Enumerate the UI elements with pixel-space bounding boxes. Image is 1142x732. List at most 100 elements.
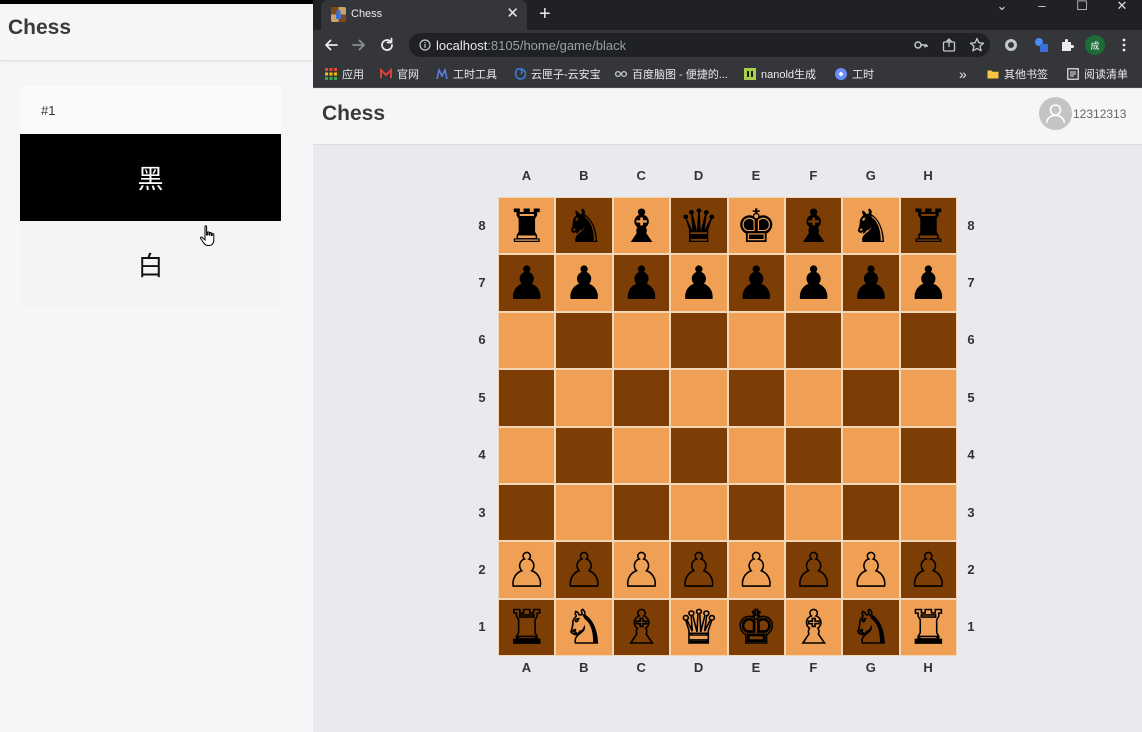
- square-d1[interactable]: ♛: [670, 598, 728, 656]
- bookmark-apps[interactable]: 应用: [325, 66, 364, 82]
- bookmark-baidu-mind[interactable]: 百度脑图 - 便捷的...: [615, 66, 728, 82]
- square-h7[interactable]: ♟: [899, 254, 957, 312]
- square-g3[interactable]: [842, 483, 900, 542]
- window-close-icon[interactable]: ✕: [1109, 0, 1135, 14]
- reading-list-button[interactable]: 阅读清单: [1067, 66, 1128, 82]
- black-pawn-icon[interactable]: ♟: [678, 260, 719, 306]
- white-knight-icon[interactable]: ♞: [850, 604, 893, 652]
- extension-circle-icon[interactable]: [1003, 37, 1019, 53]
- square-c2[interactable]: ♟: [612, 541, 671, 599]
- square-g4[interactable]: [842, 426, 900, 484]
- square-d4[interactable]: [670, 426, 728, 484]
- address-bar[interactable]: localhost:8105/home/game/black: [409, 33, 990, 57]
- square-h5[interactable]: [899, 369, 957, 427]
- white-pawn-icon[interactable]: ♟: [563, 546, 606, 594]
- square-e6[interactable]: [727, 311, 785, 370]
- key-icon[interactable]: [913, 37, 929, 53]
- other-bookmarks-folder[interactable]: 其他书签: [987, 66, 1048, 82]
- square-a6[interactable]: [498, 311, 556, 370]
- black-pawn-icon[interactable]: ♟: [506, 260, 547, 306]
- back-arrow-icon[interactable]: [320, 34, 342, 56]
- black-pawn-icon[interactable]: ♟: [736, 260, 777, 306]
- square-d7[interactable]: ♟: [670, 254, 728, 312]
- white-pawn-icon[interactable]: ♟: [505, 546, 548, 594]
- square-f1[interactable]: ♝: [784, 598, 843, 656]
- square-e5[interactable]: [727, 369, 785, 427]
- user-avatar[interactable]: [1039, 97, 1072, 130]
- new-tab-button[interactable]: +: [539, 3, 551, 25]
- square-f4[interactable]: [784, 426, 843, 484]
- square-b8[interactable]: ♞: [555, 197, 613, 255]
- square-b2[interactable]: ♟: [555, 541, 613, 599]
- square-h6[interactable]: [899, 311, 957, 370]
- square-b4[interactable]: [555, 426, 613, 484]
- square-c3[interactable]: [612, 483, 671, 542]
- square-a5[interactable]: [498, 369, 556, 427]
- maximize-icon[interactable]: ☐: [1069, 0, 1095, 14]
- black-knight-icon[interactable]: ♞: [563, 203, 604, 249]
- square-c5[interactable]: [612, 369, 671, 427]
- minimize-icon[interactable]: –: [1029, 0, 1055, 14]
- bookmark-star-icon[interactable]: [969, 37, 985, 53]
- square-b6[interactable]: [555, 311, 613, 370]
- bookmarks-overflow-button[interactable]: »: [959, 66, 967, 82]
- forward-arrow-icon[interactable]: [348, 34, 370, 56]
- square-e3[interactable]: [727, 483, 785, 542]
- black-pawn-icon[interactable]: ♟: [621, 260, 662, 306]
- square-g1[interactable]: ♞: [842, 598, 900, 656]
- square-d8[interactable]: ♛: [670, 197, 728, 255]
- square-a3[interactable]: [498, 483, 556, 542]
- white-rook-icon[interactable]: ♜: [907, 604, 950, 652]
- square-e2[interactable]: ♟: [727, 541, 785, 599]
- extensions-puzzle-icon[interactable]: [1059, 37, 1075, 53]
- square-c7[interactable]: ♟: [612, 254, 671, 312]
- square-b7[interactable]: ♟: [555, 254, 613, 312]
- menu-kebab-icon[interactable]: [1116, 37, 1132, 53]
- tab-close-icon[interactable]: ✕: [506, 5, 519, 23]
- white-king-icon[interactable]: ♚: [735, 604, 778, 652]
- white-pawn-icon[interactable]: ♟: [735, 546, 778, 594]
- choose-white-button[interactable]: 白: [20, 221, 281, 308]
- black-rook-icon[interactable]: ♜: [506, 203, 547, 249]
- square-g2[interactable]: ♟: [842, 541, 900, 599]
- square-g8[interactable]: ♞: [842, 197, 900, 255]
- square-e8[interactable]: ♚: [727, 197, 785, 255]
- site-info-icon[interactable]: [419, 39, 431, 51]
- square-f2[interactable]: ♟: [784, 541, 843, 599]
- bookmark-nanoid[interactable]: nanold生成: [744, 66, 816, 82]
- square-e1[interactable]: ♚: [727, 598, 785, 656]
- square-f7[interactable]: ♟: [784, 254, 843, 312]
- square-c4[interactable]: [612, 426, 671, 484]
- square-e7[interactable]: ♟: [727, 254, 785, 312]
- square-e4[interactable]: [727, 426, 785, 484]
- square-h8[interactable]: ♜: [899, 197, 957, 255]
- black-pawn-icon[interactable]: ♟: [908, 260, 949, 306]
- black-rook-icon[interactable]: ♜: [908, 203, 949, 249]
- square-c8[interactable]: ♝: [612, 197, 671, 255]
- white-pawn-icon[interactable]: ♟: [677, 546, 720, 594]
- profile-avatar[interactable]: 成: [1085, 35, 1105, 55]
- bookmark-worktime-tool[interactable]: 工时工具: [436, 66, 497, 82]
- square-d5[interactable]: [670, 369, 728, 427]
- square-f6[interactable]: [784, 311, 843, 370]
- square-d6[interactable]: [670, 311, 728, 370]
- square-a7[interactable]: ♟: [498, 254, 556, 312]
- square-d2[interactable]: ♟: [670, 541, 728, 599]
- square-a1[interactable]: ♜: [498, 598, 556, 656]
- square-a4[interactable]: [498, 426, 556, 484]
- bookmark-yunxiazi[interactable]: 云匣子-云安宝: [514, 66, 601, 82]
- black-queen-icon[interactable]: ♛: [678, 203, 719, 249]
- square-f3[interactable]: [784, 483, 843, 542]
- square-b1[interactable]: ♞: [555, 598, 613, 656]
- white-bishop-icon[interactable]: ♝: [620, 604, 663, 652]
- black-bishop-icon[interactable]: ♝: [793, 203, 834, 249]
- white-pawn-icon[interactable]: ♟: [620, 546, 663, 594]
- white-rook-icon[interactable]: ♜: [505, 604, 548, 652]
- square-a8[interactable]: ♜: [498, 197, 556, 255]
- square-g5[interactable]: [842, 369, 900, 427]
- square-b3[interactable]: [555, 483, 613, 542]
- bookmark-official-site[interactable]: 官网: [380, 66, 419, 82]
- reload-icon[interactable]: [376, 34, 398, 56]
- square-c6[interactable]: [612, 311, 671, 370]
- white-pawn-icon[interactable]: ♟: [792, 546, 835, 594]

---

#### TO BE DONE:
Find each of the lines above that contains the string "button", and copy every such line in full. Matching is case-sensitive.

#### RESULT:
- reading-list-button[interactable]: 阅读清单: [1067, 66, 1128, 82]
- new-tab-button[interactable]: +: [539, 3, 551, 25]
- bookmarks-overflow-button[interactable]: »: [959, 66, 967, 82]
- choose-white-button[interactable]: 白: [20, 221, 281, 308]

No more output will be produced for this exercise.